[Stored records]
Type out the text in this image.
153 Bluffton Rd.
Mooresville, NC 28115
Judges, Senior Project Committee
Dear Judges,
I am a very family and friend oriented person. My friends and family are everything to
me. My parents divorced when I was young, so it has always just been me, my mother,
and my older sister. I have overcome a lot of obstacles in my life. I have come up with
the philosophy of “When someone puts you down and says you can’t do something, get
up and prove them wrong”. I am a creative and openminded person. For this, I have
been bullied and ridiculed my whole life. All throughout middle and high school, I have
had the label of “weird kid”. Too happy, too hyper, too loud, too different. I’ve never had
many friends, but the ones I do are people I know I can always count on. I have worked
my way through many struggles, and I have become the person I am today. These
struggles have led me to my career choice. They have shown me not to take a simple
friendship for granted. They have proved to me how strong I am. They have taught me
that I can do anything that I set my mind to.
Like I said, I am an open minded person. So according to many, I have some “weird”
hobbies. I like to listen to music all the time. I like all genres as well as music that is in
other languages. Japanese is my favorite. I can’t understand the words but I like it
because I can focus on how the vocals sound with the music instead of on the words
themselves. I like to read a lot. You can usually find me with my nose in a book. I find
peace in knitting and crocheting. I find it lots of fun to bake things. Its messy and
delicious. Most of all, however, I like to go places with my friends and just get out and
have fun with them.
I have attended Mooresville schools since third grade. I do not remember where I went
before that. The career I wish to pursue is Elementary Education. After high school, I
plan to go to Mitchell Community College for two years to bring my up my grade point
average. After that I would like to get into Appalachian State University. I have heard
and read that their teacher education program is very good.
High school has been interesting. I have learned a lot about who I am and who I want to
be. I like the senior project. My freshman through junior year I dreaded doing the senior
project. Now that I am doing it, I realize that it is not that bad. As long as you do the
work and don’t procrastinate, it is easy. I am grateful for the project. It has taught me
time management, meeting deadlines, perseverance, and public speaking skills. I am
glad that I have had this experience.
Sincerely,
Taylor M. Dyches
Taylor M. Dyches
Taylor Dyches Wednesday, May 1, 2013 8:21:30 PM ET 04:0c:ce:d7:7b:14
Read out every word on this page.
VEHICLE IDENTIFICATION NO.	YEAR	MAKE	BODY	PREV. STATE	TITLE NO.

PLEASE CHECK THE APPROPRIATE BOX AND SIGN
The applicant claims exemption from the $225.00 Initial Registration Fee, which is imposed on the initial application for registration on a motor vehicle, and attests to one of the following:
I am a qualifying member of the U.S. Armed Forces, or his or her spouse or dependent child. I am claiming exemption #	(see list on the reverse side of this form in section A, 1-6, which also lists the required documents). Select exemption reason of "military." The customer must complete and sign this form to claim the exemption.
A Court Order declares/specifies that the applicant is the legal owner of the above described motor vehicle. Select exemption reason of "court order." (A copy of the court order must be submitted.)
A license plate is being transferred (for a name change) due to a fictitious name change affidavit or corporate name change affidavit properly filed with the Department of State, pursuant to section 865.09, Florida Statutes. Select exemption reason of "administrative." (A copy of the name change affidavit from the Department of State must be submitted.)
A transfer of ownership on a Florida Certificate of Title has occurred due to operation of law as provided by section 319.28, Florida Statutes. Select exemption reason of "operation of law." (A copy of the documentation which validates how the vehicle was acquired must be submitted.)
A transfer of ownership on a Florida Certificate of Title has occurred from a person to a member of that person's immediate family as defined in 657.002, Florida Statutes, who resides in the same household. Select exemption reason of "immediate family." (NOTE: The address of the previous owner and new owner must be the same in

* **What you should do**: All of the data above should be transcribed exactly.

* **Output of the task**:
Type out the text in this image.
153 Bluffton Rd.
Mooresville, NC 28115
Judges, Senior Project Committee
Dear Judges,
I am a very family and friend oriented person. My friends and family are everything to
me. My parents divorced when I was young, so it has always just been me, my mother,
and my older sister. I have overcome a lot of obstacles in my life. I have come up with
the philosophy of “When someone puts you down and says you can’t do something, get
up and prove them wrong”. I am a creative and openminded person. For this, I have
been bullied and ridiculed my whole life. All throughout middle and high school, I have
had the label of “weird kid”. Too happy, too hyper, too loud, too different. I’ve never had
many friends, but the ones I do are people I know I can always count on. I have worked
my way through many struggles, and I have become the person I am today. These
struggles have led me to my career choice. They have shown me not to take a simple
friendship for granted. They have proved to me how strong I am. They have taught me
that I can do anything that I set my mind to.
Like I said, I am an open minded person. So according to many, I have some “weird”
hobbies. I like to listen to music all the time. I like all genres as well as music that is in
other languages. Japanese is my favorite. I can’t understand the words but I like it
because I can focus on how the vocals sound with the music instead of on the words
themselves. I like to read a lot. You can usually find me with my nose in a book. I find
peace in knitting and crocheting. I find it lots of fun to bake things. Its messy and
delicious. Most of all, however, I like to go places with my friends and just get out and
have fun with them.
I have attended Mooresville schools since third grade. I do not remember where I went
before that. The career I wish to pursue is Elementary Education. After high school, I
plan to go to Mitchell Community College for two years to bring my up my grade point
average. After that I would like to get into Appalachian State University. I have heard
and read that their teacher education program is very good.
High school has been interesting. I have learned a lot about who I am and who I want to
be. I like the senior project. My freshman through junior year I dreaded doing the senior
project. Now that I am doing it, I realize that it is not that bad. As long as you do the
work and don’t procrastinate, it is easy. I am grateful for the project. It has taught me
time management, meeting deadlines, perseverance, and public speaking skills. I am
glad that I have had this experience.
Sincerely,
Taylor M. Dyches
Taylor M. Dyches
Taylor Dyches Wednesday, May 1, 2013 8:21:30 PM ET 04:0c:ce:d7:7b:14
Read out every word on this page.
VEHICLE IDENTIFICATION NO.	YEAR	MAKE	BODY	PREV. STATE	TITLE NO.

PLEASE CHECK THE APPROPRIATE BOX AND SIGN
The applicant claims exemption from the $225.00 Initial Registration Fee, which is imposed on the initial application for registration on a motor vehicle, and attests to one of the following:
I am a qualifying member of the U.S. Armed Forces, or his or her spouse or dependent child. I am claiming exemption #	(see list on the reverse side of this form in section A, 1-6, which also lists the required documents). Select exemption reason of "military." The customer must complete and sign this form to claim the exemption.
A Court Order declares/specifies that the applicant is the legal owner of the above described motor vehicle. Select exemption reason of "court order." (A copy of the court order must be submitted.)
A license plate is being transferred (for a name change) due to a fictitious name change affidavit or corporate name change affidavit properly filed with the Department of State, pursuant to section 865.09, Florida Statutes. Select exemption reason of "administrative." (A copy of the name change affidavit from the Department of State must be submitted.)
A transfer of ownership on a Florida Certificate of Title has occurred due to operation of law as provided by section 319.28, Florida Statutes. Select exemption reason of "operation of law." (A copy of the documentation which validates how the vehicle was acquired must be submitted.)
A transfer of ownership on a Florida Certificate of Title has occurred from a person to a member of that person's immediate family as defined in 657.002, Florida Statutes, who resides in the same household. Select exemption reason of "immediate family." (NOTE: The address of the previous owner and new owner must be the same in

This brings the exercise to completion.